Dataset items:
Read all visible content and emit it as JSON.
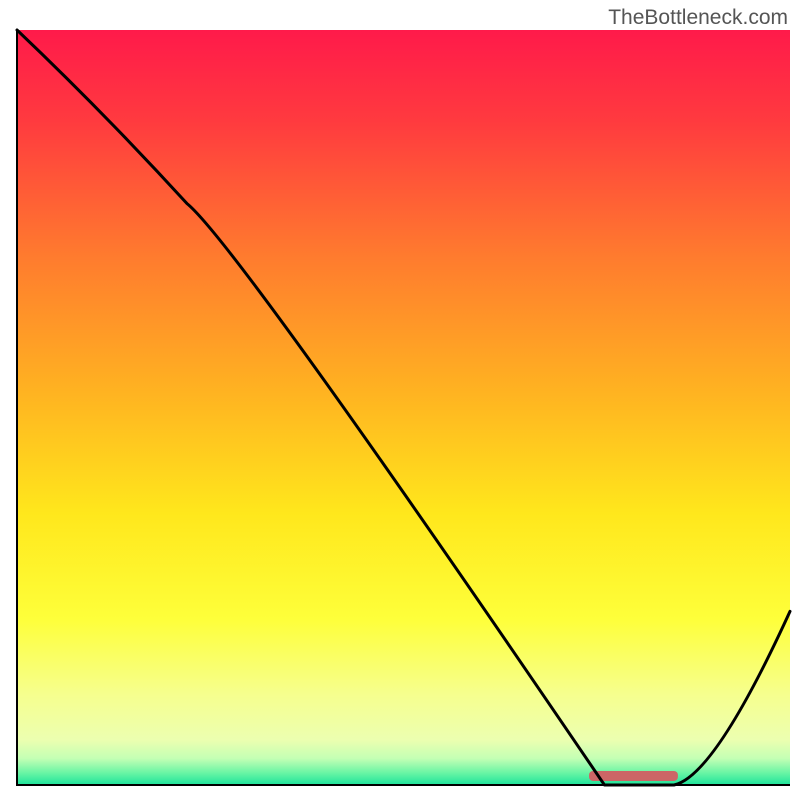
{
  "watermark": "TheBottleneck.com",
  "chart_data": {
    "type": "line",
    "title": "",
    "xlabel": "",
    "ylabel": "",
    "xlim": [
      0,
      100
    ],
    "ylim": [
      0,
      100
    ],
    "x": [
      0,
      22,
      76,
      85,
      100
    ],
    "values": [
      100,
      77,
      0,
      0,
      23
    ],
    "curve_note": "Bottleneck-percentage style curve: starts at max, descends, reaches minimum plateau around x≈76–85, then rises again.",
    "plateau_marker": {
      "x_start": 74,
      "x_end": 85.5,
      "y": 1.2,
      "color": "#cc6666"
    },
    "gradient_stops": [
      {
        "offset": 0.0,
        "color": "#ff1a4a"
      },
      {
        "offset": 0.12,
        "color": "#ff3a3f"
      },
      {
        "offset": 0.3,
        "color": "#ff7b2e"
      },
      {
        "offset": 0.48,
        "color": "#ffb321"
      },
      {
        "offset": 0.64,
        "color": "#ffe71c"
      },
      {
        "offset": 0.78,
        "color": "#feff3a"
      },
      {
        "offset": 0.88,
        "color": "#f6ff8e"
      },
      {
        "offset": 0.94,
        "color": "#ecffb0"
      },
      {
        "offset": 0.965,
        "color": "#c3ffb4"
      },
      {
        "offset": 0.985,
        "color": "#64f4a4"
      },
      {
        "offset": 1.0,
        "color": "#1de39b"
      }
    ],
    "axes": false,
    "grid": false
  }
}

▶ **DESCRIPTION OF THE TASK**
Where a line of the data holds "offset", show that line.

▶ **WRITTEN ANSWER**
        "offset": 0.0,
        "offset": 0.12,
        "offset": 0.3,
        "offset": 0.48,
        "offset": 0.64,
        "offset": 0.78,
        "offset": 0.88,
        "offset": 0.94,
        "offset": 0.965,
        "offset": 0.985,
        "offset": 1.0,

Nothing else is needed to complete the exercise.